> LISTED ENTRIES:

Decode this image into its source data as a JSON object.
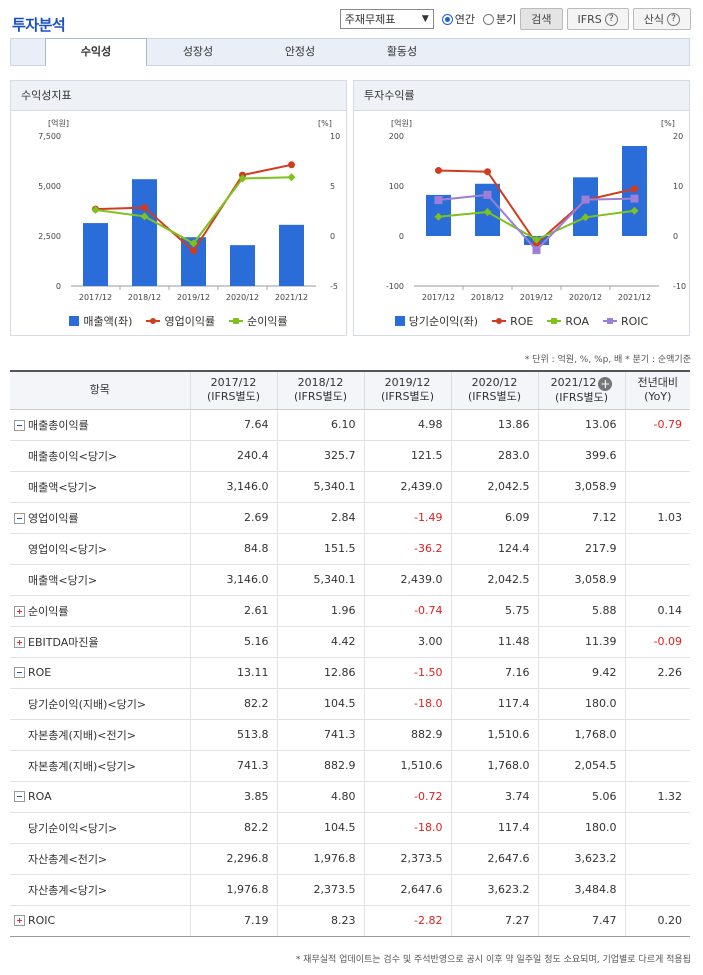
{
  "title": "투자분석",
  "controls": {
    "select_value": "주재무제표",
    "radio_annual": "연간",
    "radio_quarter": "분기",
    "search": "검색",
    "ifrs": "IFRS",
    "formula": "산식"
  },
  "tabs": [
    "수익성",
    "성장성",
    "안정성",
    "활동성"
  ],
  "icons": {
    "help": "?",
    "expand_column": "+"
  },
  "charts": [
    {
      "title": "수익성지표",
      "chart_data": {
        "type": "bar",
        "categories": [
          "2017/12",
          "2018/12",
          "2019/12",
          "2020/12",
          "2021/12"
        ],
        "left_axis": {
          "unit": "[억원]",
          "ticks": [
            "7,500",
            "5,000",
            "2,500",
            "0"
          ],
          "range": [
            0,
            7500
          ]
        },
        "right_axis": {
          "unit": "[%]",
          "ticks": [
            "10",
            "5",
            "0",
            "-5"
          ],
          "range": [
            -5,
            10
          ]
        },
        "series": [
          {
            "name": "매출액(좌)",
            "type": "bar",
            "axis": "left",
            "color": "#2a6dd8",
            "values": [
              3146.0,
              5340.1,
              2439.0,
              2042.5,
              3058.9
            ]
          },
          {
            "name": "영업이익률",
            "type": "line",
            "axis": "right",
            "color": "#d23c1e",
            "marker": "circle",
            "values": [
              2.69,
              2.84,
              -1.49,
              6.09,
              7.12
            ]
          },
          {
            "name": "순이익률",
            "type": "line",
            "axis": "right",
            "color": "#7dc21d",
            "marker": "diamond",
            "values": [
              2.61,
              1.96,
              -0.74,
              5.75,
              5.88
            ]
          }
        ]
      }
    },
    {
      "title": "투자수익률",
      "chart_data": {
        "type": "bar",
        "categories": [
          "2017/12",
          "2018/12",
          "2019/12",
          "2020/12",
          "2021/12"
        ],
        "left_axis": {
          "unit": "[억원]",
          "ticks": [
            "200",
            "100",
            "0",
            "-100"
          ],
          "range": [
            -100,
            200
          ]
        },
        "right_axis": {
          "unit": "[%]",
          "ticks": [
            "20",
            "10",
            "0",
            "-10"
          ],
          "range": [
            -10,
            20
          ]
        },
        "series": [
          {
            "name": "당기순이익(좌)",
            "type": "bar",
            "axis": "left",
            "color": "#2a6dd8",
            "values": [
              82.2,
              104.5,
              -18.0,
              117.4,
              180.0
            ]
          },
          {
            "name": "ROE",
            "type": "line",
            "axis": "right",
            "color": "#d23c1e",
            "marker": "circle",
            "values": [
              13.11,
              12.86,
              -1.5,
              7.16,
              9.42
            ]
          },
          {
            "name": "ROA",
            "type": "line",
            "axis": "right",
            "color": "#7dc21d",
            "marker": "diamond",
            "values": [
              3.85,
              4.8,
              -0.72,
              3.74,
              5.06
            ]
          },
          {
            "name": "ROIC",
            "type": "line",
            "axis": "right",
            "color": "#9c7fd6",
            "marker": "square",
            "values": [
              7.19,
              8.23,
              -2.82,
              7.27,
              7.47
            ]
          }
        ]
      }
    }
  ],
  "unit_note": "* 단위 : 억원, %, %p, 배   * 분기 : 순액기준",
  "table": {
    "headers": [
      {
        "l1": "항목",
        "l2": ""
      },
      {
        "l1": "2017/12",
        "l2": "(IFRS별도)"
      },
      {
        "l1": "2018/12",
        "l2": "(IFRS별도)"
      },
      {
        "l1": "2019/12",
        "l2": "(IFRS별도)"
      },
      {
        "l1": "2020/12",
        "l2": "(IFRS별도)"
      },
      {
        "l1": "2021/12",
        "l2": "(IFRS별도)"
      },
      {
        "l1": "전년대비",
        "l2": "(YoY)"
      }
    ],
    "rows": [
      {
        "label": "매출총이익률",
        "toggle": "minus",
        "values": [
          "7.64",
          "6.10",
          "4.98",
          "13.86",
          "13.06"
        ],
        "yoy": "-0.79"
      },
      {
        "label": "매출총이익<당기>",
        "sub": true,
        "values": [
          "240.4",
          "325.7",
          "121.5",
          "283.0",
          "399.6"
        ],
        "yoy": ""
      },
      {
        "label": "매출액<당기>",
        "sub": true,
        "values": [
          "3,146.0",
          "5,340.1",
          "2,439.0",
          "2,042.5",
          "3,058.9"
        ],
        "yoy": ""
      },
      {
        "label": "영업이익률",
        "toggle": "minus",
        "values": [
          "2.69",
          "2.84",
          "-1.49",
          "6.09",
          "7.12"
        ],
        "yoy": "1.03"
      },
      {
        "label": "영업이익<당기>",
        "sub": true,
        "values": [
          "84.8",
          "151.5",
          "-36.2",
          "124.4",
          "217.9"
        ],
        "yoy": ""
      },
      {
        "label": "매출액<당기>",
        "sub": true,
        "values": [
          "3,146.0",
          "5,340.1",
          "2,439.0",
          "2,042.5",
          "3,058.9"
        ],
        "yoy": ""
      },
      {
        "label": "순이익률",
        "toggle": "plus",
        "values": [
          "2.61",
          "1.96",
          "-0.74",
          "5.75",
          "5.88"
        ],
        "yoy": "0.14"
      },
      {
        "label": "EBITDA마진율",
        "toggle": "plus",
        "values": [
          "5.16",
          "4.42",
          "3.00",
          "11.48",
          "11.39"
        ],
        "yoy": "-0.09"
      },
      {
        "label": "ROE",
        "toggle": "minus",
        "values": [
          "13.11",
          "12.86",
          "-1.50",
          "7.16",
          "9.42"
        ],
        "yoy": "2.26"
      },
      {
        "label": "당기순이익(지배)<당기>",
        "sub": true,
        "values": [
          "82.2",
          "104.5",
          "-18.0",
          "117.4",
          "180.0"
        ],
        "yoy": ""
      },
      {
        "label": "자본총계(지배)<전기>",
        "sub": true,
        "values": [
          "513.8",
          "741.3",
          "882.9",
          "1,510.6",
          "1,768.0"
        ],
        "yoy": ""
      },
      {
        "label": "자본총계(지배)<당기>",
        "sub": true,
        "values": [
          "741.3",
          "882.9",
          "1,510.6",
          "1,768.0",
          "2,054.5"
        ],
        "yoy": ""
      },
      {
        "label": "ROA",
        "toggle": "minus",
        "values": [
          "3.85",
          "4.80",
          "-0.72",
          "3.74",
          "5.06"
        ],
        "yoy": "1.32"
      },
      {
        "label": "당기순이익<당기>",
        "sub": true,
        "values": [
          "82.2",
          "104.5",
          "-18.0",
          "117.4",
          "180.0"
        ],
        "yoy": ""
      },
      {
        "label": "자산총계<전기>",
        "sub": true,
        "values": [
          "2,296.8",
          "1,976.8",
          "2,373.5",
          "2,647.6",
          "3,623.2"
        ],
        "yoy": ""
      },
      {
        "label": "자산총계<당기>",
        "sub": true,
        "values": [
          "1,976.8",
          "2,373.5",
          "2,647.6",
          "3,623.2",
          "3,484.8"
        ],
        "yoy": ""
      },
      {
        "label": "ROIC",
        "toggle": "plus",
        "values": [
          "7.19",
          "8.23",
          "-2.82",
          "7.27",
          "7.47"
        ],
        "yoy": "0.20"
      }
    ]
  },
  "footnote": "* 재무실적 업데이트는 검수 및 주석반영으로 공시 이후 약 일주일 정도 소요되며, 기업별로 다르게 적용됩"
}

> WHAT THE TASK REQUIRES:
Reproduce every entry word for word, but skip any pictures.

> RESPONSE:
Decode this image into its source data as a JSON object.
{
  "title": "투자분석",
  "controls": {
    "select_value": "주재무제표",
    "radio_annual": "연간",
    "radio_quarter": "분기",
    "search": "검색",
    "ifrs": "IFRS",
    "formula": "산식"
  },
  "tabs": [
    "수익성",
    "성장성",
    "안정성",
    "활동성"
  ],
  "icons": {
    "help": "?",
    "expand_column": "+"
  },
  "charts": [
    {
      "title": "수익성지표",
      "chart_data": {
        "type": "bar",
        "categories": [
          "2017/12",
          "2018/12",
          "2019/12",
          "2020/12",
          "2021/12"
        ],
        "left_axis": {
          "unit": "[억원]",
          "ticks": [
            "7,500",
            "5,000",
            "2,500",
            "0"
          ],
          "range": [
            0,
            7500
          ]
        },
        "right_axis": {
          "unit": "[%]",
          "ticks": [
            "10",
            "5",
            "0",
            "-5"
          ],
          "range": [
            -5,
            10
          ]
        },
        "series": [
          {
            "name": "매출액(좌)",
            "type": "bar",
            "axis": "left",
            "color": "#2a6dd8",
            "values": [
              3146.0,
              5340.1,
              2439.0,
              2042.5,
              3058.9
            ]
          },
          {
            "name": "영업이익률",
            "type": "line",
            "axis": "right",
            "color": "#d23c1e",
            "marker": "circle",
            "values": [
              2.69,
              2.84,
              -1.49,
              6.09,
              7.12
            ]
          },
          {
            "name": "순이익률",
            "type": "line",
            "axis": "right",
            "color": "#7dc21d",
            "marker": "diamond",
            "values": [
              2.61,
              1.96,
              -0.74,
              5.75,
              5.88
            ]
          }
        ]
      }
    },
    {
      "title": "투자수익률",
      "chart_data": {
        "type": "bar",
        "categories": [
          "2017/12",
          "2018/12",
          "2019/12",
          "2020/12",
          "2021/12"
        ],
        "left_axis": {
          "unit": "[억원]",
          "ticks": [
            "200",
            "100",
            "0",
            "-100"
          ],
          "range": [
            -100,
            200
          ]
        },
        "right_axis": {
          "unit": "[%]",
          "ticks": [
            "20",
            "10",
            "0",
            "-10"
          ],
          "range": [
            -10,
            20
          ]
        },
        "series": [
          {
            "name": "당기순이익(좌)",
            "type": "bar",
            "axis": "left",
            "color": "#2a6dd8",
            "values": [
              82.2,
              104.5,
              -18.0,
              117.4,
              180.0
            ]
          },
          {
            "name": "ROE",
            "type": "line",
            "axis": "right",
            "color": "#d23c1e",
            "marker": "circle",
            "values": [
              13.11,
              12.86,
              -1.5,
              7.16,
              9.42
            ]
          },
          {
            "name": "ROA",
            "type": "line",
            "axis": "right",
            "color": "#7dc21d",
            "marker": "diamond",
            "values": [
              3.85,
              4.8,
              -0.72,
              3.74,
              5.06
            ]
          },
          {
            "name": "ROIC",
            "type": "line",
            "axis": "right",
            "color": "#9c7fd6",
            "marker": "square",
            "values": [
              7.19,
              8.23,
              -2.82,
              7.27,
              7.47
            ]
          }
        ]
      }
    }
  ],
  "unit_note": "* 단위 : 억원, %, %p, 배   * 분기 : 순액기준",
  "table": {
    "headers": [
      {
        "l1": "항목",
        "l2": ""
      },
      {
        "l1": "2017/12",
        "l2": "(IFRS별도)"
      },
      {
        "l1": "2018/12",
        "l2": "(IFRS별도)"
      },
      {
        "l1": "2019/12",
        "l2": "(IFRS별도)"
      },
      {
        "l1": "2020/12",
        "l2": "(IFRS별도)"
      },
      {
        "l1": "2021/12",
        "l2": "(IFRS별도)"
      },
      {
        "l1": "전년대비",
        "l2": "(YoY)"
      }
    ],
    "rows": [
      {
        "label": "매출총이익률",
        "toggle": "minus",
        "values": [
          "7.64",
          "6.10",
          "4.98",
          "13.86",
          "13.06"
        ],
        "yoy": "-0.79"
      },
      {
        "label": "매출총이익<당기>",
        "sub": true,
        "values": [
          "240.4",
          "325.7",
          "121.5",
          "283.0",
          "399.6"
        ],
        "yoy": ""
      },
      {
        "label": "매출액<당기>",
        "sub": true,
        "values": [
          "3,146.0",
          "5,340.1",
          "2,439.0",
          "2,042.5",
          "3,058.9"
        ],
        "yoy": ""
      },
      {
        "label": "영업이익률",
        "toggle": "minus",
        "values": [
          "2.69",
          "2.84",
          "-1.49",
          "6.09",
          "7.12"
        ],
        "yoy": "1.03"
      },
      {
        "label": "영업이익<당기>",
        "sub": true,
        "values": [
          "84.8",
          "151.5",
          "-36.2",
          "124.4",
          "217.9"
        ],
        "yoy": ""
      },
      {
        "label": "매출액<당기>",
        "sub": true,
        "values": [
          "3,146.0",
          "5,340.1",
          "2,439.0",
          "2,042.5",
          "3,058.9"
        ],
        "yoy": ""
      },
      {
        "label": "순이익률",
        "toggle": "plus",
        "values": [
          "2.61",
          "1.96",
          "-0.74",
          "5.75",
          "5.88"
        ],
        "yoy": "0.14"
      },
      {
        "label": "EBITDA마진율",
        "toggle": "plus",
        "values": [
          "5.16",
          "4.42",
          "3.00",
          "11.48",
          "11.39"
        ],
        "yoy": "-0.09"
      },
      {
        "label": "ROE",
        "toggle": "minus",
        "values": [
          "13.11",
          "12.86",
          "-1.50",
          "7.16",
          "9.42"
        ],
        "yoy": "2.26"
      },
      {
        "label": "당기순이익(지배)<당기>",
        "sub": true,
        "values": [
          "82.2",
          "104.5",
          "-18.0",
          "117.4",
          "180.0"
        ],
        "yoy": ""
      },
      {
        "label": "자본총계(지배)<전기>",
        "sub": true,
        "values": [
          "513.8",
          "741.3",
          "882.9",
          "1,510.6",
          "1,768.0"
        ],
        "yoy": ""
      },
      {
        "label": "자본총계(지배)<당기>",
        "sub": true,
        "values": [
          "741.3",
          "882.9",
          "1,510.6",
          "1,768.0",
          "2,054.5"
        ],
        "yoy": ""
      },
      {
        "label": "ROA",
        "toggle": "minus",
        "values": [
          "3.85",
          "4.80",
          "-0.72",
          "3.74",
          "5.06"
        ],
        "yoy": "1.32"
      },
      {
        "label": "당기순이익<당기>",
        "sub": true,
        "values": [
          "82.2",
          "104.5",
          "-18.0",
          "117.4",
          "180.0"
        ],
        "yoy": ""
      },
      {
        "label": "자산총계<전기>",
        "sub": true,
        "values": [
          "2,296.8",
          "1,976.8",
          "2,373.5",
          "2,647.6",
          "3,623.2"
        ],
        "yoy": ""
      },
      {
        "label": "자산총계<당기>",
        "sub": true,
        "values": [
          "1,976.8",
          "2,373.5",
          "2,647.6",
          "3,623.2",
          "3,484.8"
        ],
        "yoy": ""
      },
      {
        "label": "ROIC",
        "toggle": "plus",
        "values": [
          "7.19",
          "8.23",
          "-2.82",
          "7.27",
          "7.47"
        ],
        "yoy": "0.20"
      }
    ]
  },
  "footnote": "* 재무실적 업데이트는 검수 및 주석반영으로 공시 이후 약 일주일 정도 소요되며, 기업별로 다르게 적용됩"
}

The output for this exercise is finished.